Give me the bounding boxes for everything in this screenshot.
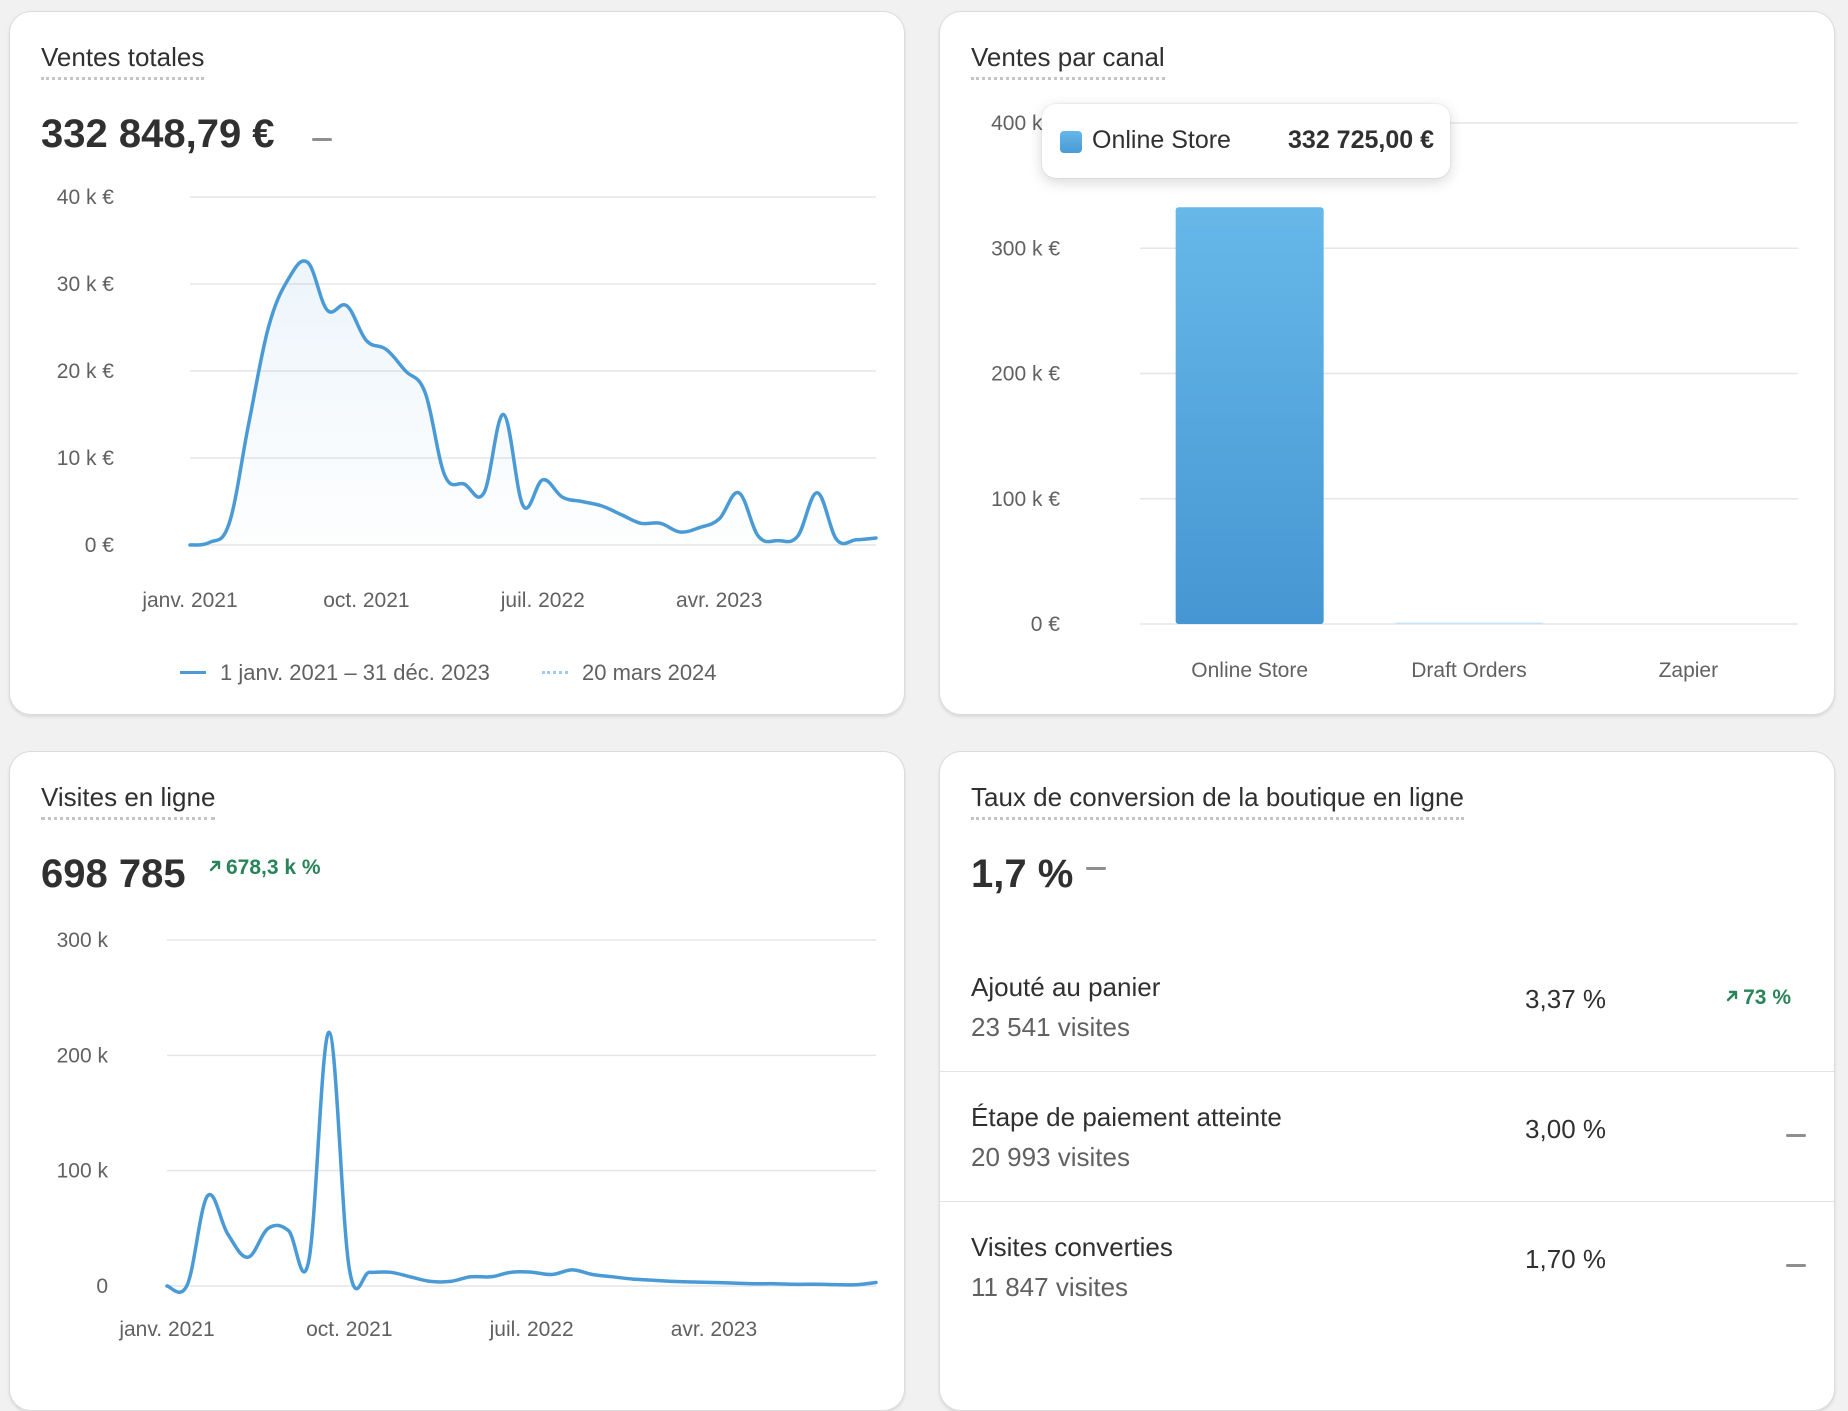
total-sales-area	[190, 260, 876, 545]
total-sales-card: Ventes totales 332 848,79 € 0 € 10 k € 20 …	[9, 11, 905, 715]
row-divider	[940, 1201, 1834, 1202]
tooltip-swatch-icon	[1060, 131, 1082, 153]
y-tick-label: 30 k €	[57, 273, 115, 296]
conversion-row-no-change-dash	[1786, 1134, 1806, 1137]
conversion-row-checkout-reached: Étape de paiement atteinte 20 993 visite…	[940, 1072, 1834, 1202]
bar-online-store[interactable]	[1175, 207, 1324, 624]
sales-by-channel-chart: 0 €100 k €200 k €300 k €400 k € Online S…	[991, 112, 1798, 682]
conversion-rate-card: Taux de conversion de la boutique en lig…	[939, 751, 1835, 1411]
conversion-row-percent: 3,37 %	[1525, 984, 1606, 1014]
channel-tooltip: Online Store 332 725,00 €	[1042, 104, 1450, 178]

▶ **Exercise aim**:
Put every line of the entries above into a JSON list of strings, with one string per line, omitting blank lines and the pictures.

▶ **Exercise answer**:
[
  "Give me the bounding boxes for everything in this screenshot.",
  "total-sales-area\t[190, 260, 876, 545]",
  "total-sales-card: Ventes totales 332 848,79 € 0 € 10 k € 20 …\t[9, 11, 905, 715]",
  "row-divider\t[940, 1201, 1834, 1202]",
  "tooltip-swatch-icon\t[1060, 131, 1082, 153]",
  "y-tick-label: 30 k €\t[57, 273, 115, 296]",
  "conversion-row-no-change-dash\t[1786, 1134, 1806, 1137]",
  "conversion-row-checkout-reached: Étape de paiement atteinte 20 993 visite…\t[940, 1072, 1834, 1202]",
  "bar-online-store[interactable]\t[1175, 207, 1324, 624]",
  "sales-by-channel-chart: 0 €100 k €200 k €300 k €400 k € Online S…\t[991, 112, 1798, 682]",
  "conversion-rate-card: Taux de conversion de la boutique en lig…\t[939, 751, 1835, 1411]",
  "conversion-row-percent: 3,37 %\t[1525, 984, 1606, 1014]",
  "channel-tooltip: Online Store 332 725,00 €\t[1042, 104, 1450, 178]"
]